> [ENTRIES PROVIDED]:
==================================================

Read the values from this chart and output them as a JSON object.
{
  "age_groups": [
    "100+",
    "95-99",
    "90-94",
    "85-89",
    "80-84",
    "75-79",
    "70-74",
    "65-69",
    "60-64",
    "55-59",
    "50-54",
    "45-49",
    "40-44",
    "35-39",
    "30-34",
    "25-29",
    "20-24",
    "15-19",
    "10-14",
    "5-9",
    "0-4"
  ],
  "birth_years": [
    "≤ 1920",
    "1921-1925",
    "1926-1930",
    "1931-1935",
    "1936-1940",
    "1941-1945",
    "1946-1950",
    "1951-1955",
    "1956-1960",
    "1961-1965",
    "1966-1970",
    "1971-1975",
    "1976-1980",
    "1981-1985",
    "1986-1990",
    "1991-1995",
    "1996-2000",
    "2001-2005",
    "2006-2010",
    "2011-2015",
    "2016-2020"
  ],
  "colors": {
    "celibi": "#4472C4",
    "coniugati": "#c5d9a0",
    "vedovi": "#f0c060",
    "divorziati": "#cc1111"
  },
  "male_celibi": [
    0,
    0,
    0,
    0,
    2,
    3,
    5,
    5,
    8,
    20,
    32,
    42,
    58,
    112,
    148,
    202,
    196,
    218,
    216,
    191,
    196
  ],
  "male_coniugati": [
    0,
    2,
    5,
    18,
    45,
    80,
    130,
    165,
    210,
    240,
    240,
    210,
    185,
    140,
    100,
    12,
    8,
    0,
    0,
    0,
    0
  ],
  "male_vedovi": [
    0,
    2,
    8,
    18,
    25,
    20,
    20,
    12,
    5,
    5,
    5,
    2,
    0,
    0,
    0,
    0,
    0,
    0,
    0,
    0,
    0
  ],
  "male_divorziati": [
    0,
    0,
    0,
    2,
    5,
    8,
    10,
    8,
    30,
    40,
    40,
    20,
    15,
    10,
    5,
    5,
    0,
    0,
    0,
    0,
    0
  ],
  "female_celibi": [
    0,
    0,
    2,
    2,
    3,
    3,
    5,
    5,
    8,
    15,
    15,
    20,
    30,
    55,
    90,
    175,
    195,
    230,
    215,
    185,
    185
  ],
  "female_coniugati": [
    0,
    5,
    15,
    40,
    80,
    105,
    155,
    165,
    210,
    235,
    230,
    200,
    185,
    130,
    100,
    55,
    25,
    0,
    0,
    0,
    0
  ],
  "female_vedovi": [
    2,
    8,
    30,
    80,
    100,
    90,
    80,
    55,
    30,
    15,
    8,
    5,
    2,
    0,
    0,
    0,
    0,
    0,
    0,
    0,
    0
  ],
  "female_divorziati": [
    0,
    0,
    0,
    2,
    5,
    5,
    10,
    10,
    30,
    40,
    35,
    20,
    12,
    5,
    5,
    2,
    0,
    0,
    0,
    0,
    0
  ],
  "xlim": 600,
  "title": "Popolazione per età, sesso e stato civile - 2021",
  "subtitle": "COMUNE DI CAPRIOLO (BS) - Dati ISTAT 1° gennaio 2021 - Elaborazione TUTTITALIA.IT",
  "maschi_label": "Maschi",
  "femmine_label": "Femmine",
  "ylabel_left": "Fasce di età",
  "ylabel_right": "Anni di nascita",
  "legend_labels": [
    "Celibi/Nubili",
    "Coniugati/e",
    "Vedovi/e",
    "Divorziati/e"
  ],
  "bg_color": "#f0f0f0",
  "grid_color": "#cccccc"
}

==================================================

Please reproduce the entire listing, exactly as shown.

Read the values from this chart and output them as a JSON object.
{
  "age_groups": [
    "100+",
    "95-99",
    "90-94",
    "85-89",
    "80-84",
    "75-79",
    "70-74",
    "65-69",
    "60-64",
    "55-59",
    "50-54",
    "45-49",
    "40-44",
    "35-39",
    "30-34",
    "25-29",
    "20-24",
    "15-19",
    "10-14",
    "5-9",
    "0-4"
  ],
  "birth_years": [
    "≤ 1920",
    "1921-1925",
    "1926-1930",
    "1931-1935",
    "1936-1940",
    "1941-1945",
    "1946-1950",
    "1951-1955",
    "1956-1960",
    "1961-1965",
    "1966-1970",
    "1971-1975",
    "1976-1980",
    "1981-1985",
    "1986-1990",
    "1991-1995",
    "1996-2000",
    "2001-2005",
    "2006-2010",
    "2011-2015",
    "2016-2020"
  ],
  "colors": {
    "celibi": "#4472C4",
    "coniugati": "#c5d9a0",
    "vedovi": "#f0c060",
    "divorziati": "#cc1111"
  },
  "male_celibi": [
    0,
    0,
    0,
    0,
    2,
    3,
    5,
    5,
    8,
    20,
    32,
    42,
    58,
    112,
    148,
    202,
    196,
    218,
    216,
    191,
    196
  ],
  "male_coniugati": [
    0,
    2,
    5,
    18,
    45,
    80,
    130,
    165,
    210,
    240,
    240,
    210,
    185,
    140,
    100,
    12,
    8,
    0,
    0,
    0,
    0
  ],
  "male_vedovi": [
    0,
    2,
    8,
    18,
    25,
    20,
    20,
    12,
    5,
    5,
    5,
    2,
    0,
    0,
    0,
    0,
    0,
    0,
    0,
    0,
    0
  ],
  "male_divorziati": [
    0,
    0,
    0,
    2,
    5,
    8,
    10,
    8,
    30,
    40,
    40,
    20,
    15,
    10,
    5,
    5,
    0,
    0,
    0,
    0,
    0
  ],
  "female_celibi": [
    0,
    0,
    2,
    2,
    3,
    3,
    5,
    5,
    8,
    15,
    15,
    20,
    30,
    55,
    90,
    175,
    195,
    230,
    215,
    185,
    185
  ],
  "female_coniugati": [
    0,
    5,
    15,
    40,
    80,
    105,
    155,
    165,
    210,
    235,
    230,
    200,
    185,
    130,
    100,
    55,
    25,
    0,
    0,
    0,
    0
  ],
  "female_vedovi": [
    2,
    8,
    30,
    80,
    100,
    90,
    80,
    55,
    30,
    15,
    8,
    5,
    2,
    0,
    0,
    0,
    0,
    0,
    0,
    0,
    0
  ],
  "female_divorziati": [
    0,
    0,
    0,
    2,
    5,
    5,
    10,
    10,
    30,
    40,
    35,
    20,
    12,
    5,
    5,
    2,
    0,
    0,
    0,
    0,
    0
  ],
  "xlim": 600,
  "title": "Popolazione per età, sesso e stato civile - 2021",
  "subtitle": "COMUNE DI CAPRIOLO (BS) - Dati ISTAT 1° gennaio 2021 - Elaborazione TUTTITALIA.IT",
  "maschi_label": "Maschi",
  "femmine_label": "Femmine",
  "ylabel_left": "Fasce di età",
  "ylabel_right": "Anni di nascita",
  "legend_labels": [
    "Celibi/Nubili",
    "Coniugati/e",
    "Vedovi/e",
    "Divorziati/e"
  ],
  "bg_color": "#f0f0f0",
  "grid_color": "#cccccc"
}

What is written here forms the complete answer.